-------- DATA SUPPLIED
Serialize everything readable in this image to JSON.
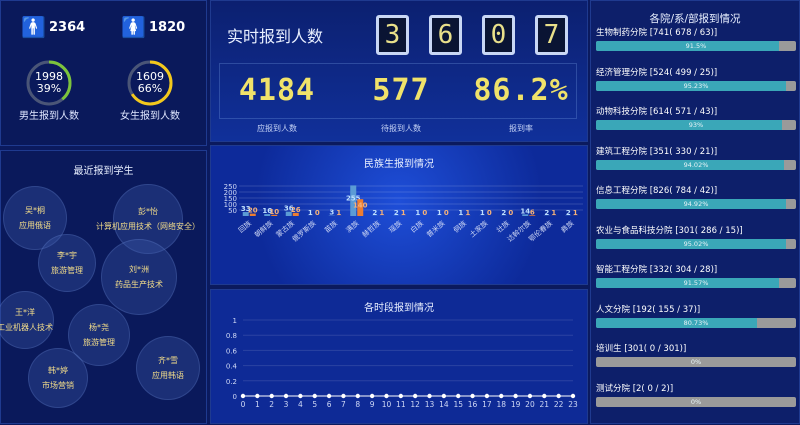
{
  "gender": {
    "male_total": "2364",
    "female_total": "1820",
    "male": {
      "count": "1998",
      "percent": "39%",
      "label": "男生报到人数",
      "ratio": 0.39,
      "color": "#7cc43c"
    },
    "female": {
      "count": "1609",
      "percent": "66%",
      "label": "女生报到人数",
      "ratio": 0.66,
      "color": "#f2c81c"
    },
    "male_icon": "male-person-icon",
    "female_icon": "female-person-icon"
  },
  "recent": {
    "title": "最近报到学生",
    "students": [
      {
        "name": "吴*桐",
        "major": "应用俄语"
      },
      {
        "name": "彭*怡",
        "major": "计算机应用技术（网络安全）"
      },
      {
        "name": "李*宇",
        "major": "旅游管理"
      },
      {
        "name": "刘*洲",
        "major": "药品生产技术"
      },
      {
        "name": "王*洋",
        "major": "工业机器人技术"
      },
      {
        "name": "杨*尧",
        "major": "旅游管理"
      },
      {
        "name": "韩*婷",
        "major": "市场营销"
      },
      {
        "name": "齐*雪",
        "major": "应用韩语"
      }
    ]
  },
  "realtime": {
    "title": "实时报到人数",
    "digits": [
      "3",
      "6",
      "0",
      "7"
    ],
    "stats": [
      {
        "value": "4184",
        "label": "应报到人数"
      },
      {
        "value": "577",
        "label": "待报到人数"
      },
      {
        "value": "86.2%",
        "label": "报到率"
      }
    ]
  },
  "chart_data": [
    {
      "type": "bar",
      "title": "民族生报到情况",
      "xlabel": "",
      "ylabel": "",
      "ylim": [
        0,
        250
      ],
      "yticks": [
        "50",
        "100",
        "150",
        "200",
        "250"
      ],
      "categories": [
        "回族",
        "朝鲜族",
        "蒙古族",
        "俄罗斯族",
        "苗族",
        "满族",
        "赫哲族",
        "瑶族",
        "白族",
        "普米族",
        "侗族",
        "土家族",
        "壮族",
        "达斡尔族",
        "鄂伦春族",
        "彝族"
      ],
      "series": [
        {
          "values": [
            33,
            16,
            36,
            1,
            3,
            255,
            2,
            2,
            1,
            1,
            1,
            1,
            2,
            14,
            2,
            2
          ],
          "color": "#5b9bd5"
        },
        {
          "values": [
            20,
            10,
            26,
            0,
            1,
            140,
            1,
            1,
            0,
            0,
            1,
            0,
            0,
            6,
            1,
            1
          ],
          "color": "#ed7d31"
        }
      ],
      "grid": true
    },
    {
      "type": "line",
      "title": "各时段报到情况",
      "xlabel": "",
      "ylabel": "",
      "ylim": [
        0,
        1
      ],
      "yticks": [
        "0",
        "0.2",
        "0.4",
        "0.6",
        "0.8",
        "1"
      ],
      "x": [
        "0",
        "1",
        "2",
        "3",
        "4",
        "5",
        "6",
        "7",
        "8",
        "9",
        "10",
        "11",
        "12",
        "13",
        "14",
        "15",
        "16",
        "17",
        "18",
        "19",
        "20",
        "21",
        "22",
        "23"
      ],
      "values": [
        0,
        0,
        0,
        0,
        0,
        0,
        0,
        0,
        0,
        0,
        0,
        0,
        0,
        0,
        0,
        0,
        0,
        0,
        0,
        0,
        0,
        0,
        0,
        0
      ],
      "color": "#ffffff",
      "grid": true
    }
  ],
  "departments": {
    "title": "各院/系/部报到情况",
    "items": [
      {
        "label": "生物制药分院 [741( 678 / 63)]",
        "percent": "91.5%",
        "ratio": 0.915
      },
      {
        "label": "经济管理分院 [524( 499 / 25)]",
        "percent": "95.23%",
        "ratio": 0.9523
      },
      {
        "label": "动物科技分院 [614( 571 / 43)]",
        "percent": "93%",
        "ratio": 0.93
      },
      {
        "label": "建筑工程分院 [351( 330 / 21)]",
        "percent": "94.02%",
        "ratio": 0.9402
      },
      {
        "label": "信息工程分院 [826( 784 / 42)]",
        "percent": "94.92%",
        "ratio": 0.9492
      },
      {
        "label": "农业与食品科技分院 [301( 286 / 15)]",
        "percent": "95.02%",
        "ratio": 0.9502
      },
      {
        "label": "智能工程分院 [332( 304 / 28)]",
        "percent": "91.57%",
        "ratio": 0.9157
      },
      {
        "label": "人文分院 [192( 155 / 37)]",
        "percent": "80.73%",
        "ratio": 0.8073
      },
      {
        "label": "培训生 [301( 0 / 301)]",
        "percent": "0%",
        "ratio": 0
      },
      {
        "label": "测试分院 [2( 0 / 2)]",
        "percent": "0%",
        "ratio": 0
      }
    ]
  },
  "colors": {
    "bar_fill": "#3aa7b8",
    "bar_bg": "#9a9a9a",
    "digit": "#f0e26a",
    "male_icon": "#3a9be0",
    "female_icon": "#e8386a"
  }
}
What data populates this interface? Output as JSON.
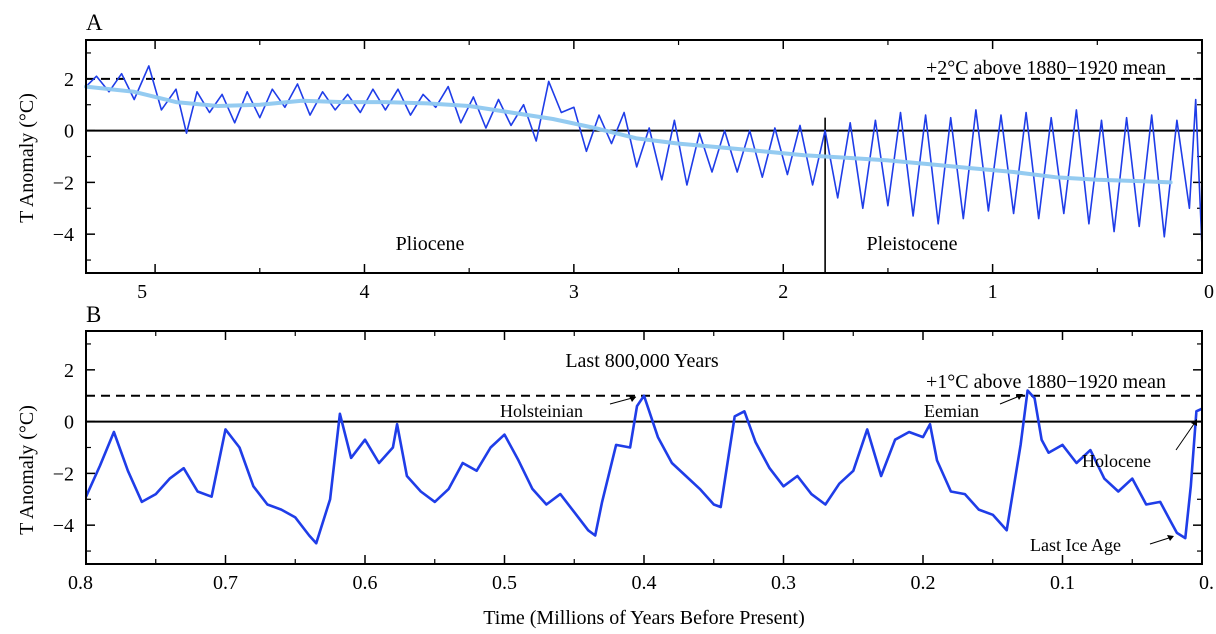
----------------
Omit the pictures and output all of the other material exactly.

EXERCISE OUTPUT:
Serialize everything readable in this image to JSON.
{
  "gender": {
    "male_total": "2364",
    "female_total": "1820",
    "male": {
      "count": "1998",
      "percent": "39%",
      "label": "男生报到人数",
      "ratio": 0.39,
      "color": "#7cc43c"
    },
    "female": {
      "count": "1609",
      "percent": "66%",
      "label": "女生报到人数",
      "ratio": 0.66,
      "color": "#f2c81c"
    },
    "male_icon": "male-person-icon",
    "female_icon": "female-person-icon"
  },
  "recent": {
    "title": "最近报到学生",
    "students": [
      {
        "name": "吴*桐",
        "major": "应用俄语"
      },
      {
        "name": "彭*怡",
        "major": "计算机应用技术（网络安全）"
      },
      {
        "name": "李*宇",
        "major": "旅游管理"
      },
      {
        "name": "刘*洲",
        "major": "药品生产技术"
      },
      {
        "name": "王*洋",
        "major": "工业机器人技术"
      },
      {
        "name": "杨*尧",
        "major": "旅游管理"
      },
      {
        "name": "韩*婷",
        "major": "市场营销"
      },
      {
        "name": "齐*雪",
        "major": "应用韩语"
      }
    ]
  },
  "realtime": {
    "title": "实时报到人数",
    "digits": [
      "3",
      "6",
      "0",
      "7"
    ],
    "stats": [
      {
        "value": "4184",
        "label": "应报到人数"
      },
      {
        "value": "577",
        "label": "待报到人数"
      },
      {
        "value": "86.2%",
        "label": "报到率"
      }
    ]
  },
  "chart_data": [
    {
      "type": "bar",
      "title": "民族生报到情况",
      "xlabel": "",
      "ylabel": "",
      "ylim": [
        0,
        250
      ],
      "yticks": [
        "50",
        "100",
        "150",
        "200",
        "250"
      ],
      "categories": [
        "回族",
        "朝鲜族",
        "蒙古族",
        "俄罗斯族",
        "苗族",
        "满族",
        "赫哲族",
        "瑶族",
        "白族",
        "普米族",
        "侗族",
        "土家族",
        "壮族",
        "达斡尔族",
        "鄂伦春族",
        "彝族"
      ],
      "series": [
        {
          "values": [
            33,
            16,
            36,
            1,
            3,
            255,
            2,
            2,
            1,
            1,
            1,
            1,
            2,
            14,
            2,
            2
          ],
          "color": "#5b9bd5"
        },
        {
          "values": [
            20,
            10,
            26,
            0,
            1,
            140,
            1,
            1,
            0,
            0,
            1,
            0,
            0,
            6,
            1,
            1
          ],
          "color": "#ed7d31"
        }
      ],
      "grid": true
    },
    {
      "type": "line",
      "title": "各时段报到情况",
      "xlabel": "",
      "ylabel": "",
      "ylim": [
        0,
        1
      ],
      "yticks": [
        "0",
        "0.2",
        "0.4",
        "0.6",
        "0.8",
        "1"
      ],
      "x": [
        "0",
        "1",
        "2",
        "3",
        "4",
        "5",
        "6",
        "7",
        "8",
        "9",
        "10",
        "11",
        "12",
        "13",
        "14",
        "15",
        "16",
        "17",
        "18",
        "19",
        "20",
        "21",
        "22",
        "23"
      ],
      "values": [
        0,
        0,
        0,
        0,
        0,
        0,
        0,
        0,
        0,
        0,
        0,
        0,
        0,
        0,
        0,
        0,
        0,
        0,
        0,
        0,
        0,
        0,
        0,
        0
      ],
      "color": "#ffffff",
      "grid": true
    }
  ],
  "departments": {
    "title": "各院/系/部报到情况",
    "items": [
      {
        "label": "生物制药分院 [741( 678 / 63)]",
        "percent": "91.5%",
        "ratio": 0.915
      },
      {
        "label": "经济管理分院 [524( 499 / 25)]",
        "percent": "95.23%",
        "ratio": 0.9523
      },
      {
        "label": "动物科技分院 [614( 571 / 43)]",
        "percent": "93%",
        "ratio": 0.93
      },
      {
        "label": "建筑工程分院 [351( 330 / 21)]",
        "percent": "94.02%",
        "ratio": 0.9402
      },
      {
        "label": "信息工程分院 [826( 784 / 42)]",
        "percent": "94.92%",
        "ratio": 0.9492
      },
      {
        "label": "农业与食品科技分院 [301( 286 / 15)]",
        "percent": "95.02%",
        "ratio": 0.9502
      },
      {
        "label": "智能工程分院 [332( 304 / 28)]",
        "percent": "91.57%",
        "ratio": 0.9157
      },
      {
        "label": "人文分院 [192( 155 / 37)]",
        "percent": "80.73%",
        "ratio": 0.8073
      },
      {
        "label": "培训生 [301( 0 / 301)]",
        "percent": "0%",
        "ratio": 0
      },
      {
        "label": "测试分院 [2( 0 / 2)]",
        "percent": "0%",
        "ratio": 0
      }
    ]
  },
  "colors": {
    "bar_fill": "#3aa7b8",
    "bar_bg": "#9a9a9a",
    "digit": "#f0e26a",
    "male_icon": "#3a9be0",
    "female_icon": "#e8386a"
  }
}
What data populates this interface? Output as JSON.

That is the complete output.